WORK TO DO: Copy out all the lines in the records that include the word "легкоатлетическим".

PROVIDED DATA:
========================================================================

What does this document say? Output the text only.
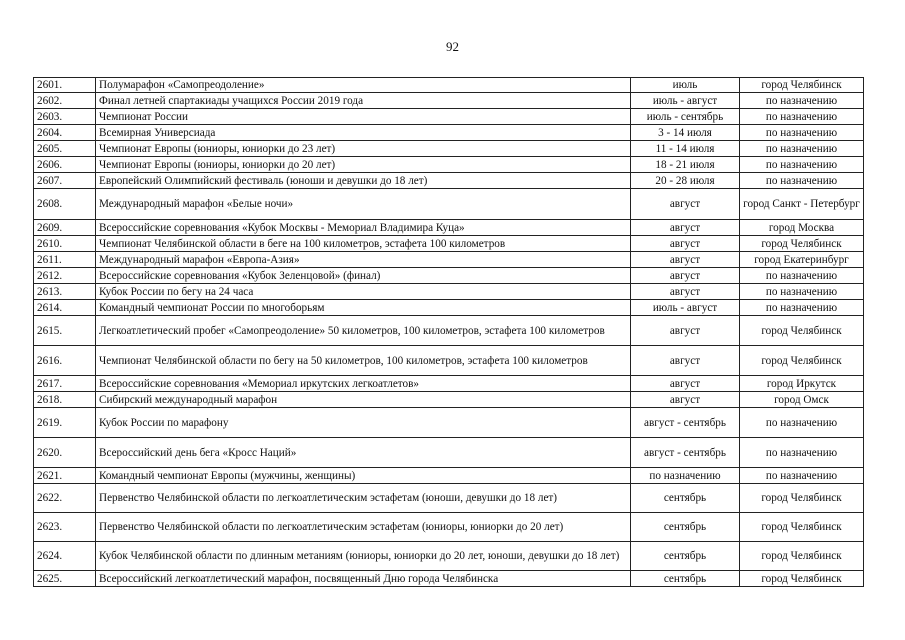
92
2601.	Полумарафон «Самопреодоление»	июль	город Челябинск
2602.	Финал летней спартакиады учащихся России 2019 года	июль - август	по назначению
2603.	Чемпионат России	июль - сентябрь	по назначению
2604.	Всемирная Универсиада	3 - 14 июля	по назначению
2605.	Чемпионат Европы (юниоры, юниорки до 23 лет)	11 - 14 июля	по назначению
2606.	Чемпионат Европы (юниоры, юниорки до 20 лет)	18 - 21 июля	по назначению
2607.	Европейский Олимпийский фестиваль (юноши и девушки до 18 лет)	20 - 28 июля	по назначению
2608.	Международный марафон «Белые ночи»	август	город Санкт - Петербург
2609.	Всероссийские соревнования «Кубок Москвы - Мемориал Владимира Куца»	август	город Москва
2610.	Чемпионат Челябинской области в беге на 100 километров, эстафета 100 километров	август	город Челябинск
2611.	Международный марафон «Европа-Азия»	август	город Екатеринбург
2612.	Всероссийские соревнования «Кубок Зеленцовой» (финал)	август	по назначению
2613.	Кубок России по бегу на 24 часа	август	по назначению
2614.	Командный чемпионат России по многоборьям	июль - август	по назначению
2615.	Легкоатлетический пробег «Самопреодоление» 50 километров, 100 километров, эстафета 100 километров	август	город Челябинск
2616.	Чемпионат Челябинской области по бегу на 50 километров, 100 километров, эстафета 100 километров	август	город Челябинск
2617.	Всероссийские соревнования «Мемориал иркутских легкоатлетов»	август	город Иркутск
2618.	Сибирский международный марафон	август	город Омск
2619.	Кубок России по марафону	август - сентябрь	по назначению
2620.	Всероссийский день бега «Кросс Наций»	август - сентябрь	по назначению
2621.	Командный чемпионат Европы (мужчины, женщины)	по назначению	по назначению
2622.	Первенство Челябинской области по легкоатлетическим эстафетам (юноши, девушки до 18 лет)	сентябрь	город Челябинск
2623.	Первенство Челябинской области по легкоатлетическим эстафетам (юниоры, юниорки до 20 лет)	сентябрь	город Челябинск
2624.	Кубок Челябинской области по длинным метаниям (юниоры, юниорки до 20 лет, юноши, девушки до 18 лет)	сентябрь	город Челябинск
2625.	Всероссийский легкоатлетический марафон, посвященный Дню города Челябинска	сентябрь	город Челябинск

========================================================================

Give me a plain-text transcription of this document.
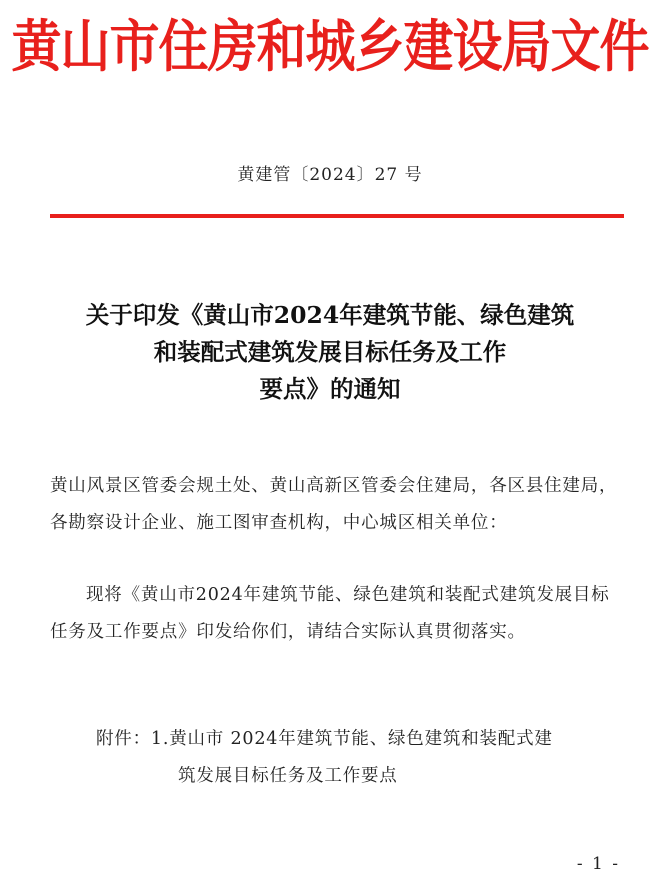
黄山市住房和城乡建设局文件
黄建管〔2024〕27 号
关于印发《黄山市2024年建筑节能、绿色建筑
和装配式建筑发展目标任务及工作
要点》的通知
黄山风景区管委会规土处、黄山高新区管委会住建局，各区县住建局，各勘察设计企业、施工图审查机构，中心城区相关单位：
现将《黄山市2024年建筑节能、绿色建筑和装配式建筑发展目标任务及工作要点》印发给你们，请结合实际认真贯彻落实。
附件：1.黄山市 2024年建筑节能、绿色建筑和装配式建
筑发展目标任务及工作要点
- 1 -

========================================================================

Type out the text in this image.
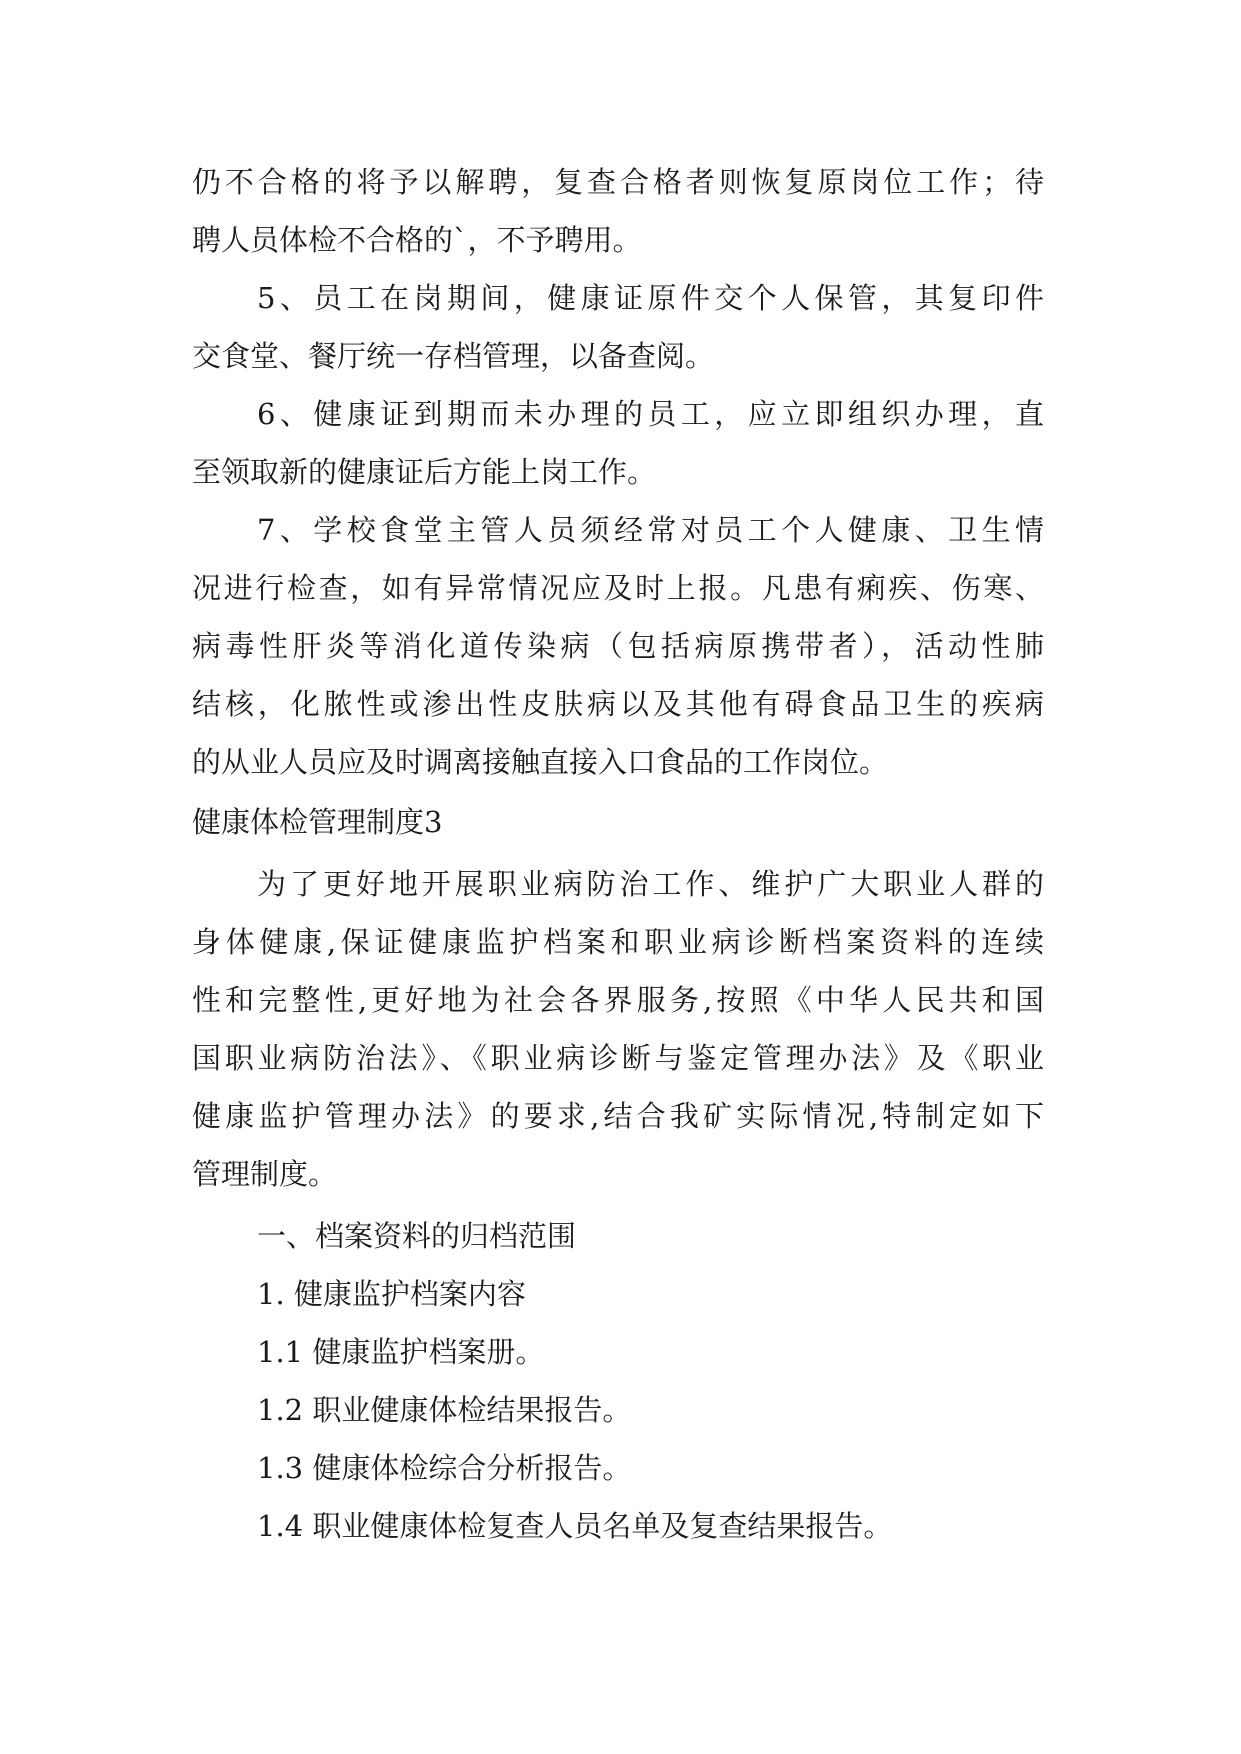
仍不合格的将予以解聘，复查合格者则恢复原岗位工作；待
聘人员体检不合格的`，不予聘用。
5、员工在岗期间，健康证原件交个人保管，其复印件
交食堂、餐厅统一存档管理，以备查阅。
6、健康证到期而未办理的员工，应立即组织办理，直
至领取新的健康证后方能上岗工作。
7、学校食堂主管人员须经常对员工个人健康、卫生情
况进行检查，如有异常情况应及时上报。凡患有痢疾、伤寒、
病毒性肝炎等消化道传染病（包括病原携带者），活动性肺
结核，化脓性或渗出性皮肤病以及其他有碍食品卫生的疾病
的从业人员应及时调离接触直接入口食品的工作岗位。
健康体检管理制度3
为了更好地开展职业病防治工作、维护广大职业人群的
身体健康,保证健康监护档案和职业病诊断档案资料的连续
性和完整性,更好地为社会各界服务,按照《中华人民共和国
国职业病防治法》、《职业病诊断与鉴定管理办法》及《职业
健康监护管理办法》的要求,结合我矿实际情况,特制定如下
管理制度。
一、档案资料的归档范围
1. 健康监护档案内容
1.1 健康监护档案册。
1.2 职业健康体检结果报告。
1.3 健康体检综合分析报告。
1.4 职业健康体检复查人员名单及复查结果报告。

========================================================================

WORKED ANSWER:
2622.	Первенство Челябинской области по легкоатлетическим эстафетам (юноши, девушки до 18 лет)	сентябрь	город Челябинск
2623.	Первенство Челябинской области по легкоатлетическим эстафетам (юниоры, юниорки до 20 лет)	сентябрь	город Челябинск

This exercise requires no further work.